(Dataset records)
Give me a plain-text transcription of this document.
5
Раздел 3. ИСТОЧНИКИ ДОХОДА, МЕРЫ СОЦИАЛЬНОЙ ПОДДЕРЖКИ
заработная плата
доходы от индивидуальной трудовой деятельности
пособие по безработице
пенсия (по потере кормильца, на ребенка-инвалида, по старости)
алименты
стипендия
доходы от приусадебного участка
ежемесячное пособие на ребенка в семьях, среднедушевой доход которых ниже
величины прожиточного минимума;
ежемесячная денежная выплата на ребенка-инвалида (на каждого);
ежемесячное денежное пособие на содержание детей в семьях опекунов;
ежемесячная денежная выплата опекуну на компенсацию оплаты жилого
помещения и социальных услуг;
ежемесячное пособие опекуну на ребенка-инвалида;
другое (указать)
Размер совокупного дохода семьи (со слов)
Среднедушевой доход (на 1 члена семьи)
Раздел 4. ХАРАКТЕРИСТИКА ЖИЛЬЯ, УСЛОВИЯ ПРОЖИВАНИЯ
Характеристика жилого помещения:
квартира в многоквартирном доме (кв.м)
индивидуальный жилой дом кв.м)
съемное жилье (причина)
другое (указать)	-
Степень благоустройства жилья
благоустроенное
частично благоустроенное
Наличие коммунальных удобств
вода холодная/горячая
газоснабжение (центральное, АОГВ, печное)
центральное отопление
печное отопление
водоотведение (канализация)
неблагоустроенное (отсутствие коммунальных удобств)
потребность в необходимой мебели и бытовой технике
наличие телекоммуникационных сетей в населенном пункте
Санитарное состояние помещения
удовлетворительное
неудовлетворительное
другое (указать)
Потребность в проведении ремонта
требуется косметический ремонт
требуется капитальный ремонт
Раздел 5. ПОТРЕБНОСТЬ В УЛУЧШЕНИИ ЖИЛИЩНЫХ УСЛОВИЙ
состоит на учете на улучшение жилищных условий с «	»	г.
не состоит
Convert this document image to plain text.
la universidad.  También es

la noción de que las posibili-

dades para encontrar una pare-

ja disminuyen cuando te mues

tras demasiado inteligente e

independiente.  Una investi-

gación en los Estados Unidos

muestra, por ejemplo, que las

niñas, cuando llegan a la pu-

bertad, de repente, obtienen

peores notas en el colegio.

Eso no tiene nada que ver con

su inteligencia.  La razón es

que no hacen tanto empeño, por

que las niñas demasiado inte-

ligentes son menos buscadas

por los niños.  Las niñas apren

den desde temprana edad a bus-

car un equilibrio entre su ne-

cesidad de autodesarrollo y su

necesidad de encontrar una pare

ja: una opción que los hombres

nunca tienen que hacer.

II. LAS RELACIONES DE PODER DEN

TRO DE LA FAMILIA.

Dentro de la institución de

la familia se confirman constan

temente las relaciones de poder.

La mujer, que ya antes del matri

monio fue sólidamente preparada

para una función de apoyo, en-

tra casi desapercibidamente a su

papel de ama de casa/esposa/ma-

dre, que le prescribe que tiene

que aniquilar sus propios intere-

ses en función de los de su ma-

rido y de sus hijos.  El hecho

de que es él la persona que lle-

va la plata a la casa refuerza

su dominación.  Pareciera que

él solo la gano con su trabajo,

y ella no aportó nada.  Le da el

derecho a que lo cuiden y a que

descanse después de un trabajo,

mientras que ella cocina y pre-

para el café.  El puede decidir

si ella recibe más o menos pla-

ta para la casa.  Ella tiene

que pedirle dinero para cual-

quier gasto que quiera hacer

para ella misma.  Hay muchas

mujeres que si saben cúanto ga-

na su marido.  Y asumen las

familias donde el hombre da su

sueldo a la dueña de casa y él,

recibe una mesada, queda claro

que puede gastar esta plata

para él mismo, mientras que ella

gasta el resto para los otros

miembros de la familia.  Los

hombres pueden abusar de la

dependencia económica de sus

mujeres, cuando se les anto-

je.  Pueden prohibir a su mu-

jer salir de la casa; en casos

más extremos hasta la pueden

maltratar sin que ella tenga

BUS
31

**PROBLEM DETAILS:**
Tally up the lines with the word "жилого" in them, and answer with that number by itself.

**OUTPUT:**
2